= The task =
Only the lines from the one containing "Extract the structured" through the end of the entries should be returned, exactly as they are, with the pictures omitted.
* start Recorded data *
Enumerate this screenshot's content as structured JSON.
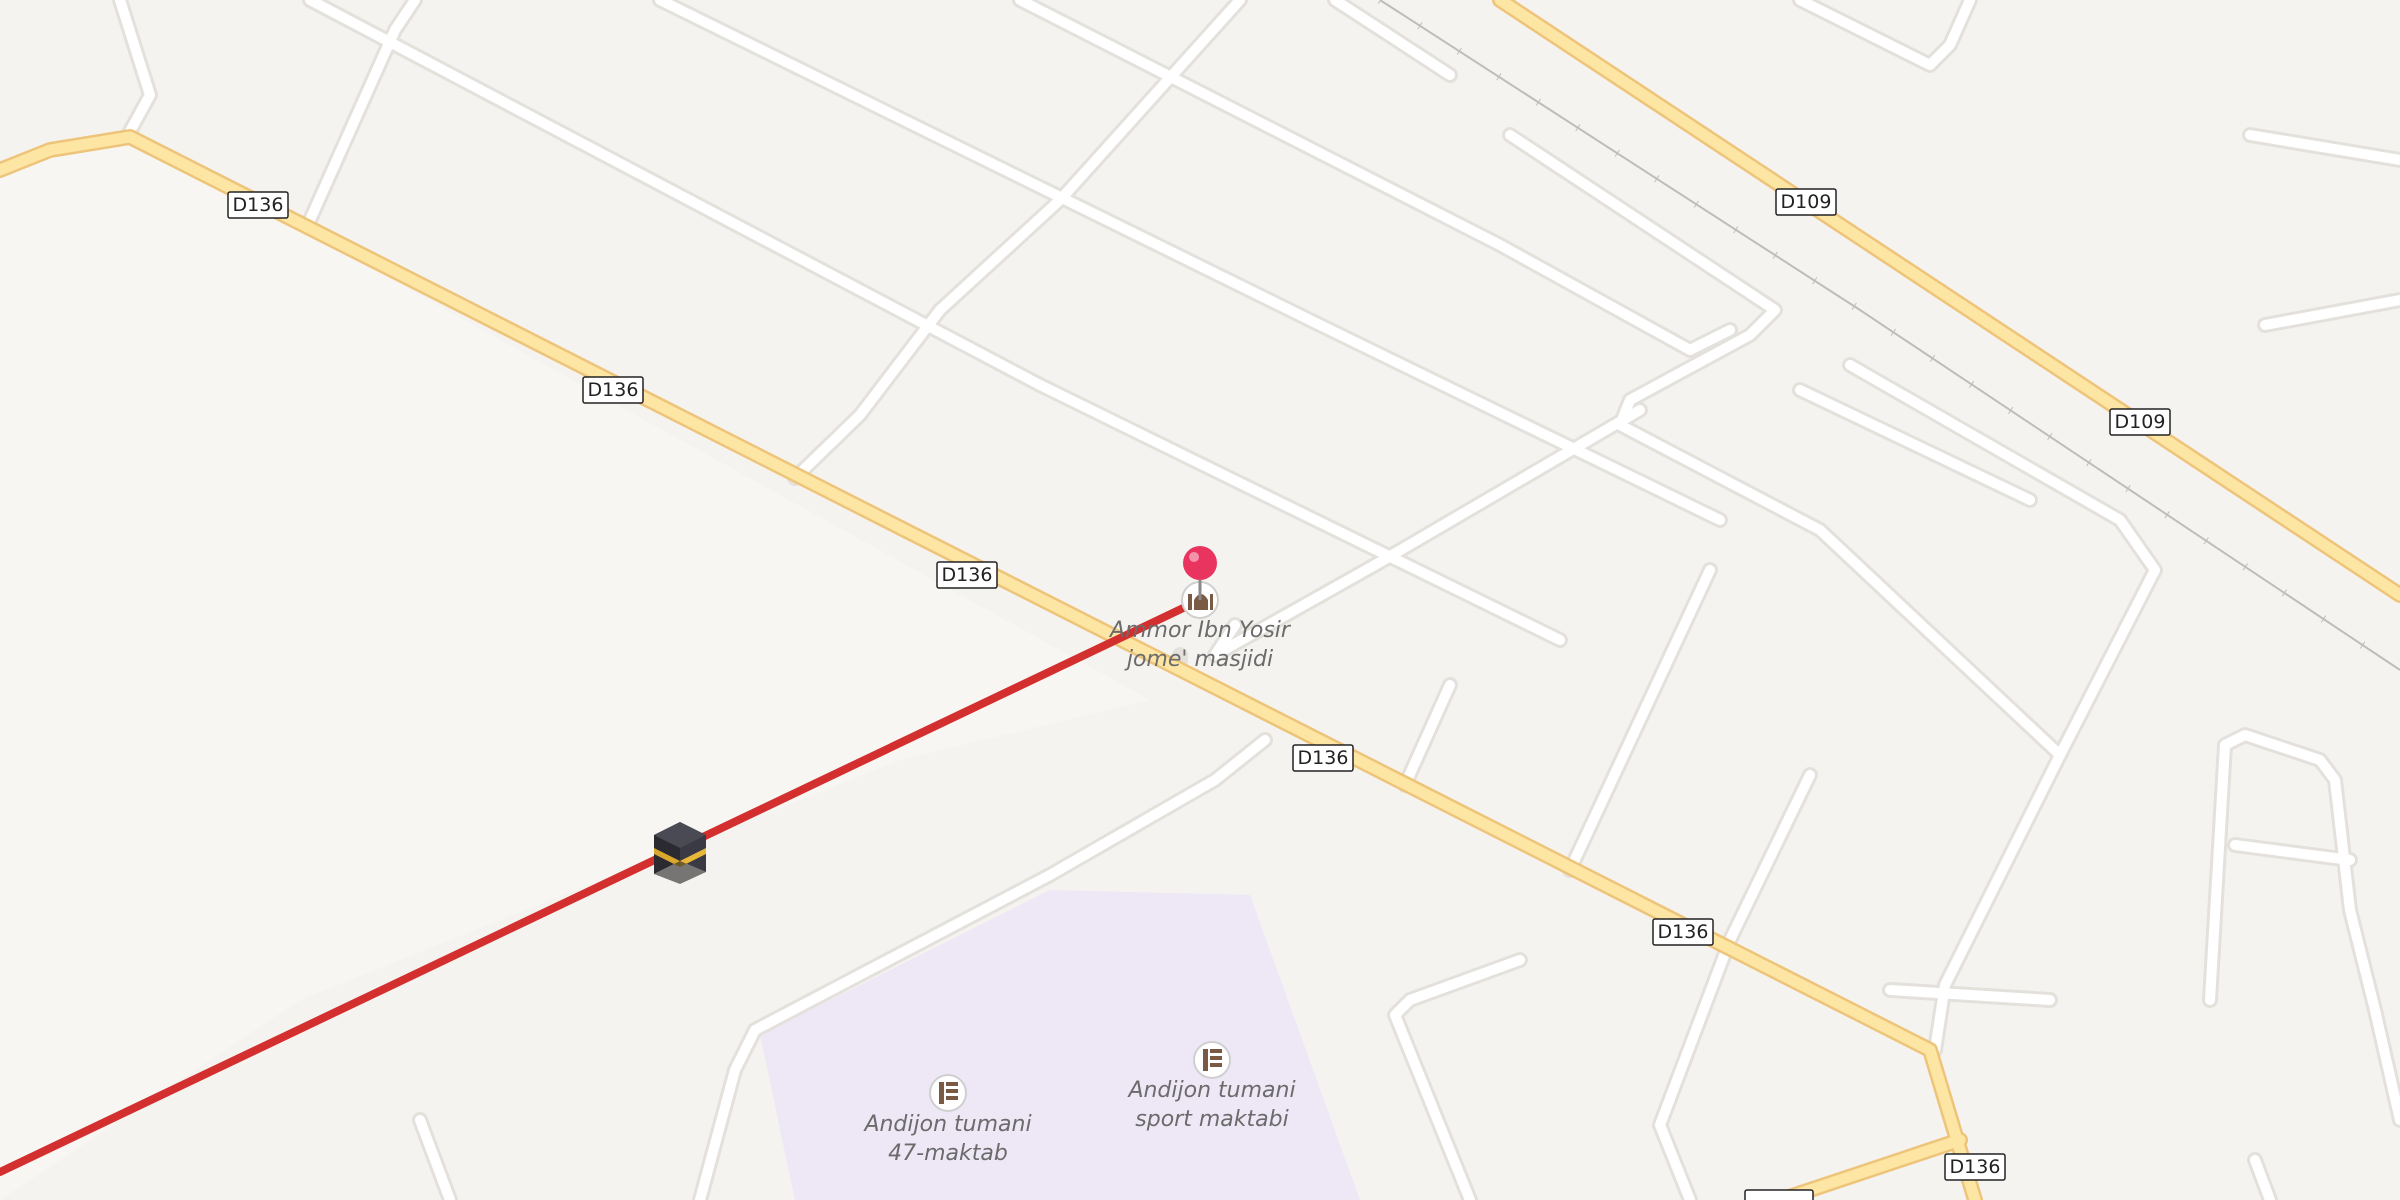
{
  "map": {
    "road_labels": [
      "D136",
      "D136",
      "D136",
      "D136",
      "D109",
      "D109",
      "D136",
      "D136"
    ],
    "pois": [
      {
        "name_line1": "Ammor Ibn Yosir",
        "name_line2": "jome' masjidi",
        "icon": "mosque-icon"
      },
      {
        "name_line1": "Andijon tumani",
        "name_line2": "47-maktab",
        "icon": "school-icon"
      },
      {
        "name_line1": "Andijon tumani",
        "name_line2": "sport maktabi",
        "icon": "school-icon"
      }
    ],
    "markers": {
      "selected_pin": "red-location-pin",
      "qibla_marker": "kaaba-icon"
    },
    "colors": {
      "background": "#f5f3f0",
      "minor_road": "#ffffff",
      "main_road": "#fde6a3",
      "main_road_casing": "#eec47a",
      "qibla_line": "#d42f2f",
      "school_area": "#ede7f6",
      "pin": "#e8345f"
    }
  }
}
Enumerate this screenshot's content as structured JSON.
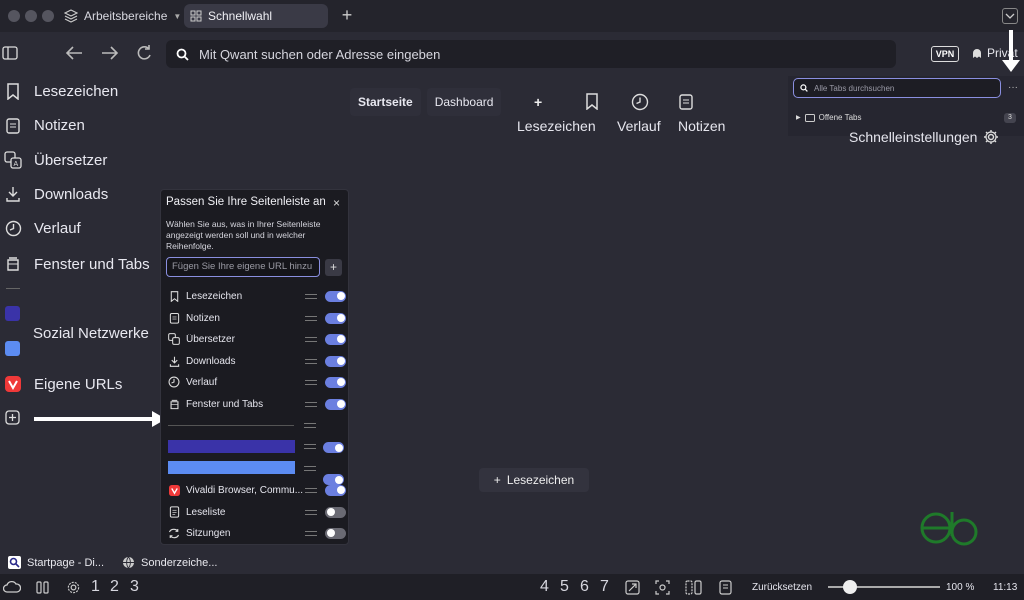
{
  "tabbar": {
    "workspaces_label": "Arbeitsbereiche",
    "active_tab_label": "Schnellwahl",
    "new_tab_symbol": "+"
  },
  "address": {
    "placeholder": "Mit Qwant suchen oder Adresse eingeben",
    "vpn_label": "VPN",
    "private_label": "Privat"
  },
  "sidebar": {
    "items": [
      {
        "label": "Lesezeichen",
        "icon": "bookmark-icon"
      },
      {
        "label": "Notizen",
        "icon": "notes-icon"
      },
      {
        "label": "Übersetzer",
        "icon": "translate-icon"
      },
      {
        "label": "Downloads",
        "icon": "download-icon"
      },
      {
        "label": "Verlauf",
        "icon": "history-icon"
      },
      {
        "label": "Fenster und Tabs",
        "icon": "window-icon"
      },
      {
        "label": "Sozial Netzwerke",
        "icon": "social-square-icons"
      },
      {
        "label": "Eigene URLs",
        "icon": "vivaldi-icon"
      }
    ]
  },
  "startpage": {
    "tabs": [
      "Startseite",
      "Dashboard"
    ],
    "buttons": [
      {
        "label": "Lesezeichen",
        "icon": "plus-icon"
      },
      {
        "label": "Verlauf",
        "icon": "bookmark-icon"
      },
      {
        "label": "Notizen",
        "icon": "history-icon"
      }
    ],
    "button_icons_extra": "notes-icon",
    "add_bookmark_label": "Lesezeichen"
  },
  "tab_panel": {
    "search_placeholder": "Alle Tabs durchsuchen",
    "section_label": "Offene Tabs",
    "section_count": "3",
    "quick_settings_label": "Schnelleinstellungen"
  },
  "popup": {
    "title": "Passen Sie Ihre Seitenleiste an",
    "description": "Wählen Sie aus, was in Ihrer Seitenleiste angezeigt werden soll und in welcher Reihenfolge.",
    "url_placeholder": "Fügen Sie Ihre eigene URL hinzu",
    "rows": [
      {
        "label": "Lesezeichen",
        "on": true
      },
      {
        "label": "Notizen",
        "on": true
      },
      {
        "label": "Übersetzer",
        "on": true
      },
      {
        "label": "Downloads",
        "on": true
      },
      {
        "label": "Verlauf",
        "on": true
      },
      {
        "label": "Fenster und Tabs",
        "on": true
      },
      {
        "label": "Vivaldi Browser, Commu...",
        "on": true
      },
      {
        "label": "Leseliste",
        "on": false
      },
      {
        "label": "Sitzungen",
        "on": false
      }
    ],
    "colors": {
      "panel_a": "#3a33a8",
      "panel_b": "#5c8cf2",
      "accent": "#6b7fe0"
    }
  },
  "bookmark_bar": [
    {
      "label": "Startpage - Di..."
    },
    {
      "label": "Sonderzeiche..."
    }
  ],
  "statusbar": {
    "workspaces_left": [
      "1",
      "2",
      "3"
    ],
    "workspaces_right": [
      "4",
      "5",
      "6",
      "7"
    ],
    "reset_label": "Zurücksetzen",
    "zoom_label": "100 %",
    "zoom_level": 0.2,
    "clock": "11:13"
  }
}
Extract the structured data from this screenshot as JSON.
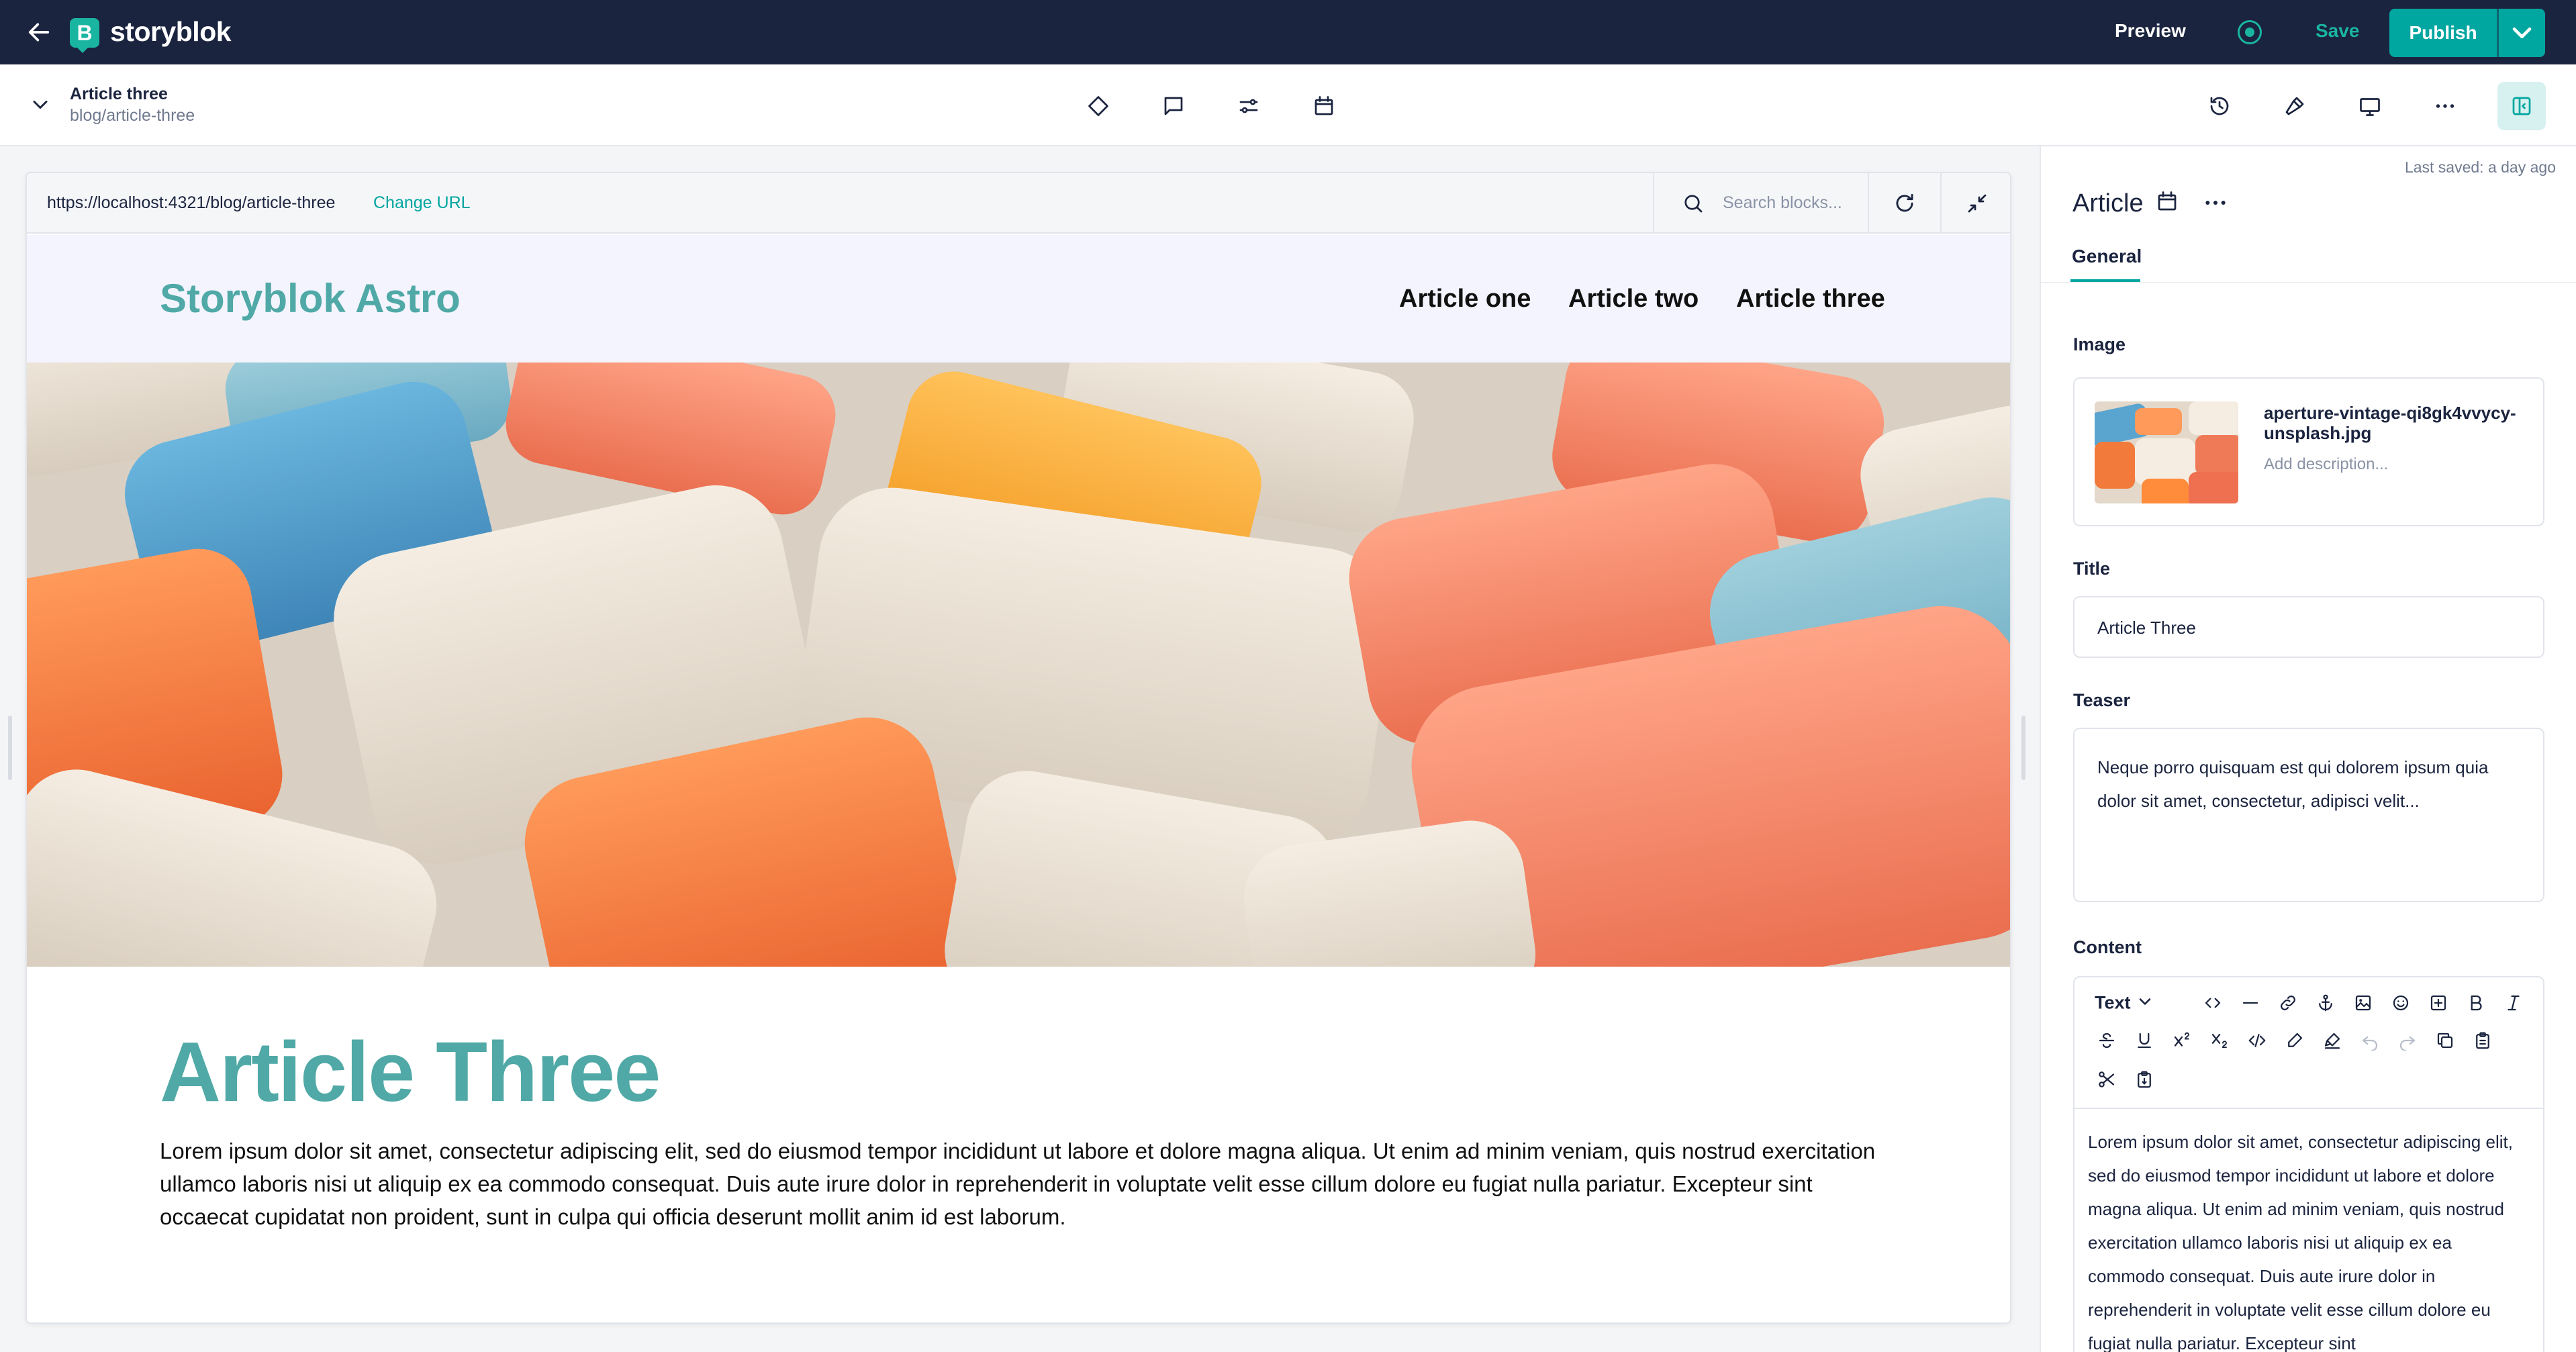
{
  "app": {
    "brand": "storyblok"
  },
  "topbar": {
    "preview_label": "Preview",
    "save_label": "Save",
    "publish_label": "Publish"
  },
  "story": {
    "title": "Article three",
    "slug": "blog/article-three"
  },
  "preview": {
    "url": "https://localhost:4321/blog/article-three",
    "change_url_label": "Change URL",
    "search_placeholder": "Search blocks...",
    "site": {
      "logo": "Storyblok Astro",
      "nav": [
        "Article one",
        "Article two",
        "Article three"
      ]
    },
    "article_title": "Article Three",
    "article_body": "Lorem ipsum dolor sit amet, consectetur adipiscing elit, sed do eiusmod tempor incididunt ut labore et dolore magna aliqua. Ut enim ad minim veniam, quis nostrud exercitation ullamco laboris nisi ut aliquip ex ea commodo consequat. Duis aute irure dolor in reprehenderit in voluptate velit esse cillum dolore eu fugiat nulla pariatur. Excepteur sint occaecat cupidatat non proident, sunt in culpa qui officia deserunt mollit anim id est laborum."
  },
  "panel": {
    "last_saved": "Last saved: a day ago",
    "heading": "Article",
    "tab": "General",
    "image_label": "Image",
    "image_filename": "aperture-vintage-qi8gk4vvycy-unsplash.jpg",
    "image_description_placeholder": "Add description...",
    "title_label": "Title",
    "title_value": "Article Three",
    "teaser_label": "Teaser",
    "teaser_value": "Neque porro quisquam est qui dolorem ipsum quia dolor sit amet, consectetur, adipisci velit...",
    "content_label": "Content",
    "content_text_style": "Text",
    "content_body": "Lorem ipsum dolor sit amet, consectetur adipiscing elit, sed do eiusmod tempor incididunt ut labore et dolore magna aliqua. Ut enim ad minim veniam, quis nostrud exercitation ullamco laboris nisi ut aliquip ex ea commodo consequat. Duis aute irure dolor in reprehenderit in voluptate velit esse cillum dolore eu fugiat nulla pariatur. Excepteur sint"
  },
  "colors": {
    "topbar_bg": "#1b243f",
    "accent": "#00a6a0",
    "site_teal": "#50a9a6"
  }
}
* end Recorded data *
= Finished task =
Extract the structured data from this screenshot as JSON.
{
  "app": {
    "brand": "storyblok"
  },
  "topbar": {
    "preview_label": "Preview",
    "save_label": "Save",
    "publish_label": "Publish"
  },
  "story": {
    "title": "Article three",
    "slug": "blog/article-three"
  },
  "preview": {
    "url": "https://localhost:4321/blog/article-three",
    "change_url_label": "Change URL",
    "search_placeholder": "Search blocks...",
    "site": {
      "logo": "Storyblok Astro",
      "nav": [
        "Article one",
        "Article two",
        "Article three"
      ]
    },
    "article_title": "Article Three",
    "article_body": "Lorem ipsum dolor sit amet, consectetur adipiscing elit, sed do eiusmod tempor incididunt ut labore et dolore magna aliqua. Ut enim ad minim veniam, quis nostrud exercitation ullamco laboris nisi ut aliquip ex ea commodo consequat. Duis aute irure dolor in reprehenderit in voluptate velit esse cillum dolore eu fugiat nulla pariatur. Excepteur sint occaecat cupidatat non proident, sunt in culpa qui officia deserunt mollit anim id est laborum."
  },
  "panel": {
    "last_saved": "Last saved: a day ago",
    "heading": "Article",
    "tab": "General",
    "image_label": "Image",
    "image_filename": "aperture-vintage-qi8gk4vvycy-unsplash.jpg",
    "image_description_placeholder": "Add description...",
    "title_label": "Title",
    "title_value": "Article Three",
    "teaser_label": "Teaser",
    "teaser_value": "Neque porro quisquam est qui dolorem ipsum quia dolor sit amet, consectetur, adipisci velit...",
    "content_label": "Content",
    "content_text_style": "Text",
    "content_body": "Lorem ipsum dolor sit amet, consectetur adipiscing elit, sed do eiusmod tempor incididunt ut labore et dolore magna aliqua. Ut enim ad minim veniam, quis nostrud exercitation ullamco laboris nisi ut aliquip ex ea commodo consequat. Duis aute irure dolor in reprehenderit in voluptate velit esse cillum dolore eu fugiat nulla pariatur. Excepteur sint"
  },
  "colors": {
    "topbar_bg": "#1b243f",
    "accent": "#00a6a0",
    "site_teal": "#50a9a6"
  }
}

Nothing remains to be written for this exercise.